EXERCISE DATA:

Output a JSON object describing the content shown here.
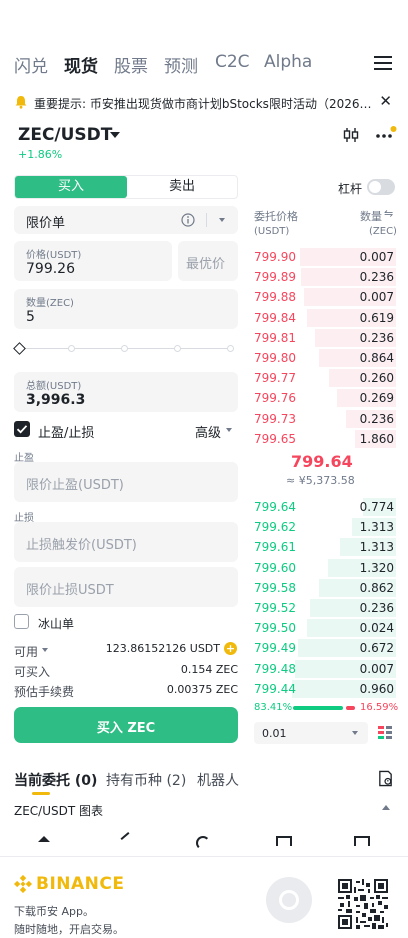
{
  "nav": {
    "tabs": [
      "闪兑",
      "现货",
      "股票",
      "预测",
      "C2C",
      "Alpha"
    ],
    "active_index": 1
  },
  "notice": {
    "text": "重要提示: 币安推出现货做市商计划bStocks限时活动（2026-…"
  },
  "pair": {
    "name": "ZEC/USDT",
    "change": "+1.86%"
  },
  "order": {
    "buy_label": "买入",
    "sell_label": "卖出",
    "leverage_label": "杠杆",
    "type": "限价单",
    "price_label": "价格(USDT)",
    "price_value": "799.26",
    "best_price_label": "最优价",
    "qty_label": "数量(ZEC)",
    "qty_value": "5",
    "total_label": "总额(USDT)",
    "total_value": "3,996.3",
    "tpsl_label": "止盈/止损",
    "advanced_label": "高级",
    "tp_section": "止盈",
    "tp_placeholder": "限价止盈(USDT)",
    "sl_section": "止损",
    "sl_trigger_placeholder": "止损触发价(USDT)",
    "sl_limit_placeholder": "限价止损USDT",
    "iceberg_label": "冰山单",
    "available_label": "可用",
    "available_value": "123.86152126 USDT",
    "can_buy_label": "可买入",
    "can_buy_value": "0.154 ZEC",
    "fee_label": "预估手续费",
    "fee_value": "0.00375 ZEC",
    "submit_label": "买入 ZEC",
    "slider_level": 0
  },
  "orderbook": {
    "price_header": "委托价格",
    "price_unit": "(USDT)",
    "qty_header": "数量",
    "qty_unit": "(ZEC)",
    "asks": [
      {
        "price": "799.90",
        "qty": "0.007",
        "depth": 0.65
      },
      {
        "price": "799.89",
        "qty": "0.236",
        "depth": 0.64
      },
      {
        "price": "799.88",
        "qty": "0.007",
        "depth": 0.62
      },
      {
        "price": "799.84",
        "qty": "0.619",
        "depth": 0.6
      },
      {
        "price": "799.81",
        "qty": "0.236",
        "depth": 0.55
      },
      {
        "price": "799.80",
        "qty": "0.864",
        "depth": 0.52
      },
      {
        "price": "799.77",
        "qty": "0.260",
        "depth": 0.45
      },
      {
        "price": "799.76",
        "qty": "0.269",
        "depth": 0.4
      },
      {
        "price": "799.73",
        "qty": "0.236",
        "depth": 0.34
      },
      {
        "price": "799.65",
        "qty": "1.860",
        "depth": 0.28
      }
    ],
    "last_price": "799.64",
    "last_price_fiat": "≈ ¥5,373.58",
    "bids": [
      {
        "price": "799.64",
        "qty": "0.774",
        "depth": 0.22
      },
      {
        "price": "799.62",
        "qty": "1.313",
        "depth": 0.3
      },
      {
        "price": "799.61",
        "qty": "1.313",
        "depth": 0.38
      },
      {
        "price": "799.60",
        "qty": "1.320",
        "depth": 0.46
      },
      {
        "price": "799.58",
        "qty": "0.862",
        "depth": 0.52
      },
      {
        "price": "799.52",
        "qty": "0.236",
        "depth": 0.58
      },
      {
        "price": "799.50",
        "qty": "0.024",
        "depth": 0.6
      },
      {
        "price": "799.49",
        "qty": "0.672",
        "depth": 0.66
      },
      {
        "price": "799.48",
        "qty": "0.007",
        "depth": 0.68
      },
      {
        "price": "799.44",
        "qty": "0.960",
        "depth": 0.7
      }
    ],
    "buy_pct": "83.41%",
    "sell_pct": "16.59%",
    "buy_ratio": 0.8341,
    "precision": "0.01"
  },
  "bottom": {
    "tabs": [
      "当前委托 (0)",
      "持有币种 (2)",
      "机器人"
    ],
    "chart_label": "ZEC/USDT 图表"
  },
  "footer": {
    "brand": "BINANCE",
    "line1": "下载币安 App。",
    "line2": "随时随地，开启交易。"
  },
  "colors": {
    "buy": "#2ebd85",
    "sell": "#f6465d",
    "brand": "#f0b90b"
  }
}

WHAT YOU WILL DO:
Repeat all of the records verbatim, leaving out the pictures.

TASK ANSWER:
Output a JSON object describing the content shown here.
{
  "nav": {
    "tabs": [
      "闪兑",
      "现货",
      "股票",
      "预测",
      "C2C",
      "Alpha"
    ],
    "active_index": 1
  },
  "notice": {
    "text": "重要提示: 币安推出现货做市商计划bStocks限时活动（2026-…"
  },
  "pair": {
    "name": "ZEC/USDT",
    "change": "+1.86%"
  },
  "order": {
    "buy_label": "买入",
    "sell_label": "卖出",
    "leverage_label": "杠杆",
    "type": "限价单",
    "price_label": "价格(USDT)",
    "price_value": "799.26",
    "best_price_label": "最优价",
    "qty_label": "数量(ZEC)",
    "qty_value": "5",
    "total_label": "总额(USDT)",
    "total_value": "3,996.3",
    "tpsl_label": "止盈/止损",
    "advanced_label": "高级",
    "tp_section": "止盈",
    "tp_placeholder": "限价止盈(USDT)",
    "sl_section": "止损",
    "sl_trigger_placeholder": "止损触发价(USDT)",
    "sl_limit_placeholder": "限价止损USDT",
    "iceberg_label": "冰山单",
    "available_label": "可用",
    "available_value": "123.86152126 USDT",
    "can_buy_label": "可买入",
    "can_buy_value": "0.154 ZEC",
    "fee_label": "预估手续费",
    "fee_value": "0.00375 ZEC",
    "submit_label": "买入 ZEC",
    "slider_level": 0
  },
  "orderbook": {
    "price_header": "委托价格",
    "price_unit": "(USDT)",
    "qty_header": "数量",
    "qty_unit": "(ZEC)",
    "asks": [
      {
        "price": "799.90",
        "qty": "0.007",
        "depth": 0.65
      },
      {
        "price": "799.89",
        "qty": "0.236",
        "depth": 0.64
      },
      {
        "price": "799.88",
        "qty": "0.007",
        "depth": 0.62
      },
      {
        "price": "799.84",
        "qty": "0.619",
        "depth": 0.6
      },
      {
        "price": "799.81",
        "qty": "0.236",
        "depth": 0.55
      },
      {
        "price": "799.80",
        "qty": "0.864",
        "depth": 0.52
      },
      {
        "price": "799.77",
        "qty": "0.260",
        "depth": 0.45
      },
      {
        "price": "799.76",
        "qty": "0.269",
        "depth": 0.4
      },
      {
        "price": "799.73",
        "qty": "0.236",
        "depth": 0.34
      },
      {
        "price": "799.65",
        "qty": "1.860",
        "depth": 0.28
      }
    ],
    "last_price": "799.64",
    "last_price_fiat": "≈ ¥5,373.58",
    "bids": [
      {
        "price": "799.64",
        "qty": "0.774",
        "depth": 0.22
      },
      {
        "price": "799.62",
        "qty": "1.313",
        "depth": 0.3
      },
      {
        "price": "799.61",
        "qty": "1.313",
        "depth": 0.38
      },
      {
        "price": "799.60",
        "qty": "1.320",
        "depth": 0.46
      },
      {
        "price": "799.58",
        "qty": "0.862",
        "depth": 0.52
      },
      {
        "price": "799.52",
        "qty": "0.236",
        "depth": 0.58
      },
      {
        "price": "799.50",
        "qty": "0.024",
        "depth": 0.6
      },
      {
        "price": "799.49",
        "qty": "0.672",
        "depth": 0.66
      },
      {
        "price": "799.48",
        "qty": "0.007",
        "depth": 0.68
      },
      {
        "price": "799.44",
        "qty": "0.960",
        "depth": 0.7
      }
    ],
    "buy_pct": "83.41%",
    "sell_pct": "16.59%",
    "buy_ratio": 0.8341,
    "precision": "0.01"
  },
  "bottom": {
    "tabs": [
      "当前委托 (0)",
      "持有币种 (2)",
      "机器人"
    ],
    "chart_label": "ZEC/USDT 图表"
  },
  "footer": {
    "brand": "BINANCE",
    "line1": "下载币安 App。",
    "line2": "随时随地，开启交易。"
  },
  "colors": {
    "buy": "#2ebd85",
    "sell": "#f6465d",
    "brand": "#f0b90b"
  }
}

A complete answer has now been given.